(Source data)
<<<<

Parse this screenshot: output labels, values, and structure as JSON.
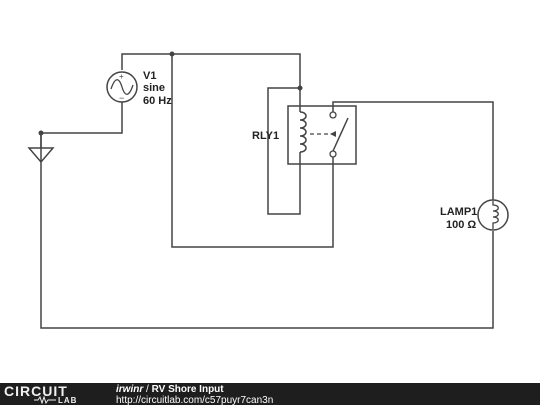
{
  "schematic": {
    "source": {
      "name": "V1",
      "type": "sine",
      "freq": "60 Hz"
    },
    "relay": {
      "name": "RLY1"
    },
    "lamp": {
      "name": "LAMP1",
      "resistance": "100 Ω"
    }
  },
  "footer": {
    "brand_top": "CIRCUIT",
    "brand_bottom": "LAB",
    "author": "irwinr",
    "separator": " / ",
    "title": "RV Shore Input",
    "url": "http://circuitlab.com/c57puyr7can3n"
  },
  "colors": {
    "wire": "#444444",
    "footer_bg": "#1e1e1e",
    "footer_text": "#ffffff"
  }
}
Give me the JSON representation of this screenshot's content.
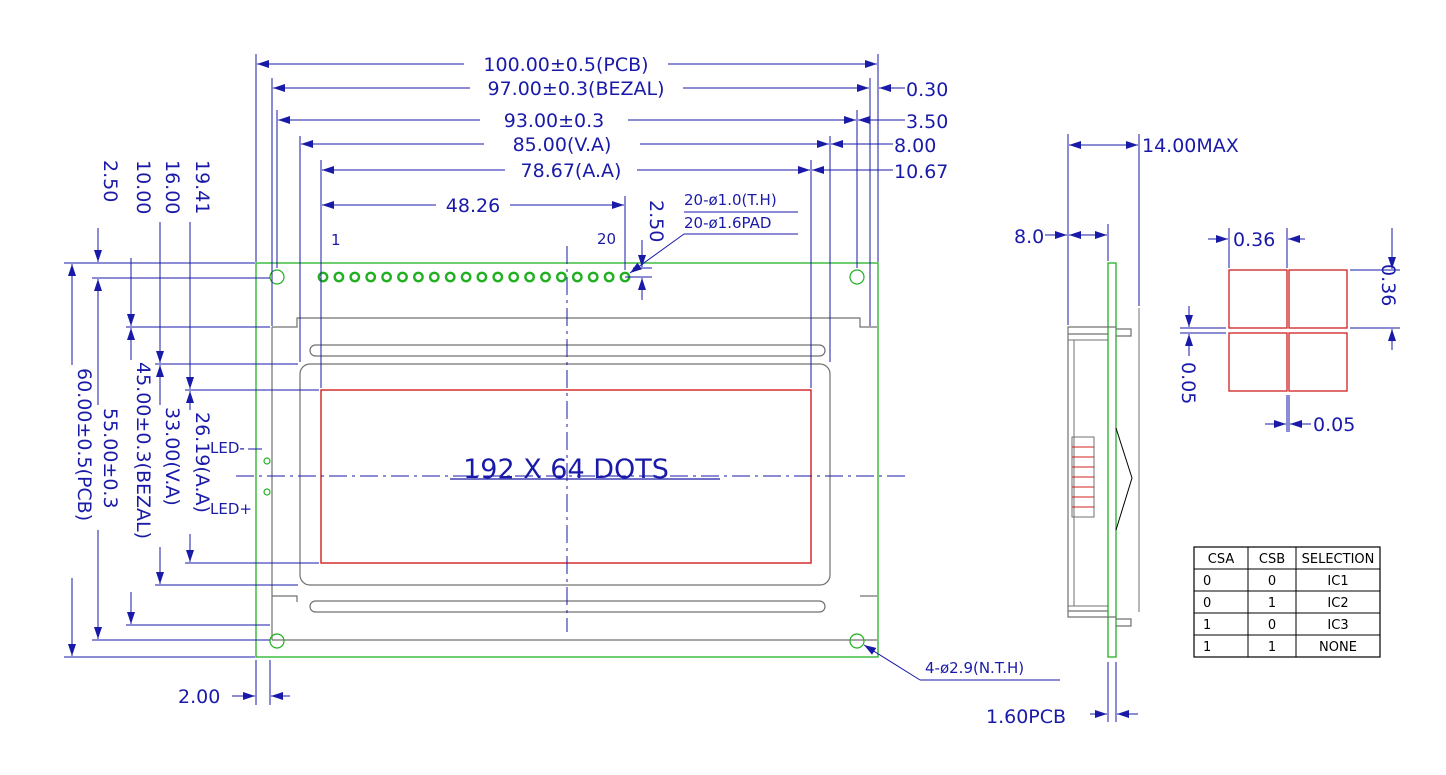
{
  "colors": {
    "dimension": "#1a1aa8",
    "pcb": "#22b022",
    "bezel": "#707070",
    "active_area": "#d02020",
    "table": "#000000"
  },
  "front": {
    "pcb_width": "100.00±0.5(PCB)",
    "bezel_width": "97.00±0.3(BEZAL)",
    "hole_span_width": "93.00±0.3",
    "va_width": "85.00(V.A)",
    "aa_width": "78.67(A.A)",
    "pin_offset": "48.26",
    "pin_row_offset": "2.50",
    "pin_hole": "20-ø1.0(T.H)",
    "pin_pad": "20-ø1.6PAD",
    "pin_first": "1",
    "pin_last": "20",
    "right_030": "0.30",
    "right_350": "3.50",
    "right_800": "8.00",
    "right_1067": "10.67",
    "top_250": "2.50",
    "top_1000": "10.00",
    "top_1600": "16.00",
    "top_1941": "19.41",
    "pcb_height": "60.00±0.5(PCB)",
    "hole_span_height": "55.00±0.3",
    "bezel_height": "45.00±0.3(BEZAL)",
    "va_height": "33.00(V.A)",
    "aa_height": "26.19(A.A)",
    "led_minus": "LED-",
    "led_plus": "LED+",
    "display": "192  X  64  DOTS",
    "mount_holes": "4-ø2.9(N.T.H)",
    "left_offset": "2.00"
  },
  "side": {
    "thickness": "14.00MAX",
    "offset": "8.0",
    "pcb_thickness": "1.60PCB"
  },
  "dot_detail": {
    "dot_width": "0.36",
    "dot_height": "0.36",
    "gap_vertical": "0.05",
    "gap_horizontal": "0.05"
  },
  "selection_table": {
    "headers": [
      "CSA",
      "CSB",
      "SELECTION"
    ],
    "rows": [
      [
        "0",
        "0",
        "IC1"
      ],
      [
        "0",
        "1",
        "IC2"
      ],
      [
        "1",
        "0",
        "IC3"
      ],
      [
        "1",
        "1",
        "NONE"
      ]
    ]
  }
}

>>>>

## EXERCISE BRIEF
Copy every line of the listing where the word "this" appears.

## WRITTEN RESPONSE
Parse this screenshot: output labels, values, and structure as JSON.
Give me the JSON representation of this screenshot's content.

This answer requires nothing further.